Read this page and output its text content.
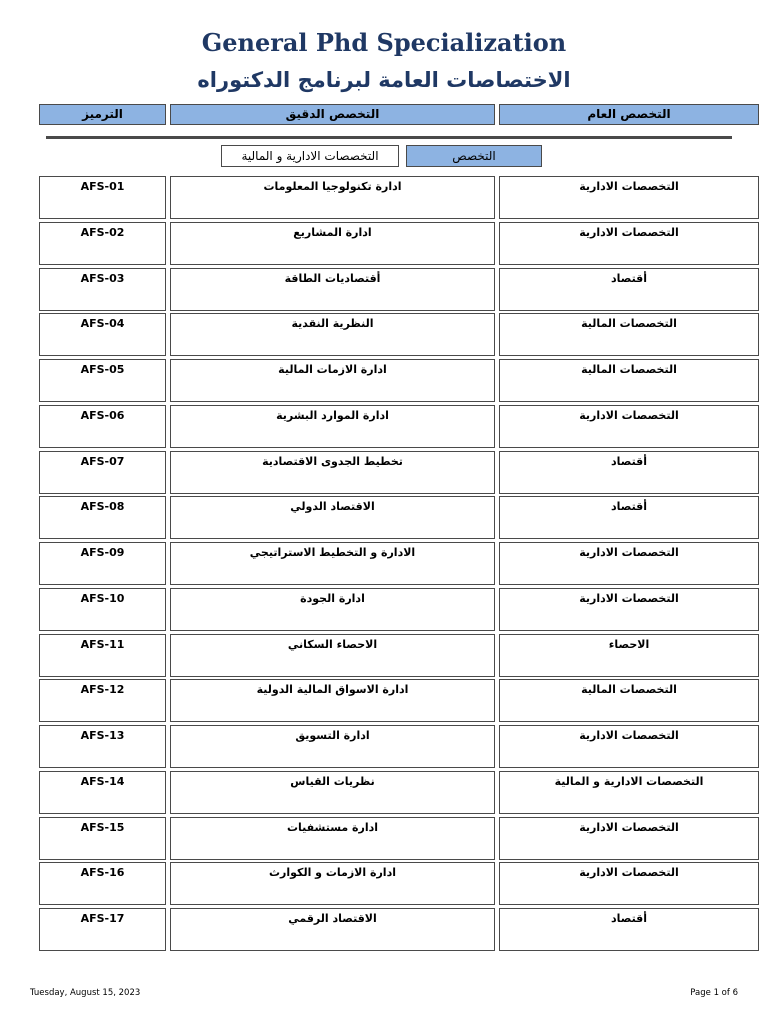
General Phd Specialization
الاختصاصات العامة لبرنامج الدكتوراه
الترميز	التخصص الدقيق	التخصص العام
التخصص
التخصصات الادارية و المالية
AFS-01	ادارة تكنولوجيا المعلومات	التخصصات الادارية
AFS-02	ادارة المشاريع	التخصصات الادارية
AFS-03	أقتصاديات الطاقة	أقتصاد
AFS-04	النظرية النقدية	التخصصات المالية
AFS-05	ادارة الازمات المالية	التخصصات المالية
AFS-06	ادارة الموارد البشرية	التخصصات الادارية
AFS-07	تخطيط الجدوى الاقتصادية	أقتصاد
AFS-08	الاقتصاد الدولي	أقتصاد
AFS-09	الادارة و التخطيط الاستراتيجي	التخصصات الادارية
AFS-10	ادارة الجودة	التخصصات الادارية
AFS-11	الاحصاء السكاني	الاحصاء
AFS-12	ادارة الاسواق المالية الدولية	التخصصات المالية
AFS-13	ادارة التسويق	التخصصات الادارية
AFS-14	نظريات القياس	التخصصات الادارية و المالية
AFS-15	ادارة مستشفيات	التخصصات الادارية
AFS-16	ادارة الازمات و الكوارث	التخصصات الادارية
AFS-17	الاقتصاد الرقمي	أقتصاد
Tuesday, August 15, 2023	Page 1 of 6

——

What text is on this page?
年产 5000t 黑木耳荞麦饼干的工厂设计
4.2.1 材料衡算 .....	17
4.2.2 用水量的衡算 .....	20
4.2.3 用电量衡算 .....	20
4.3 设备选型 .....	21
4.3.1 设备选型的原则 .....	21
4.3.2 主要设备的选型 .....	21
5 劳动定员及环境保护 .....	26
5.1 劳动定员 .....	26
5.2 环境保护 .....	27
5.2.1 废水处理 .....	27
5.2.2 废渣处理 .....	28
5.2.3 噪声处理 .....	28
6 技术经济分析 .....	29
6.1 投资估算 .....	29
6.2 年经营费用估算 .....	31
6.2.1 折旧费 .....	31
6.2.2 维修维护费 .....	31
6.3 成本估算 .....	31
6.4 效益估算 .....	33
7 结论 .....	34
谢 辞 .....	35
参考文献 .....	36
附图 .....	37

——

Gather each line holding the string "أقتصاد".

### Exercise result
AFS-03	أقتصاديات الطاقة	أقتصاد
AFS-07	تخطيط الجدوى الاقتصادية	أقتصاد
AFS-08	الاقتصاد الدولي	أقتصاد
AFS-17	الاقتصاد الرقمي	أقتصاد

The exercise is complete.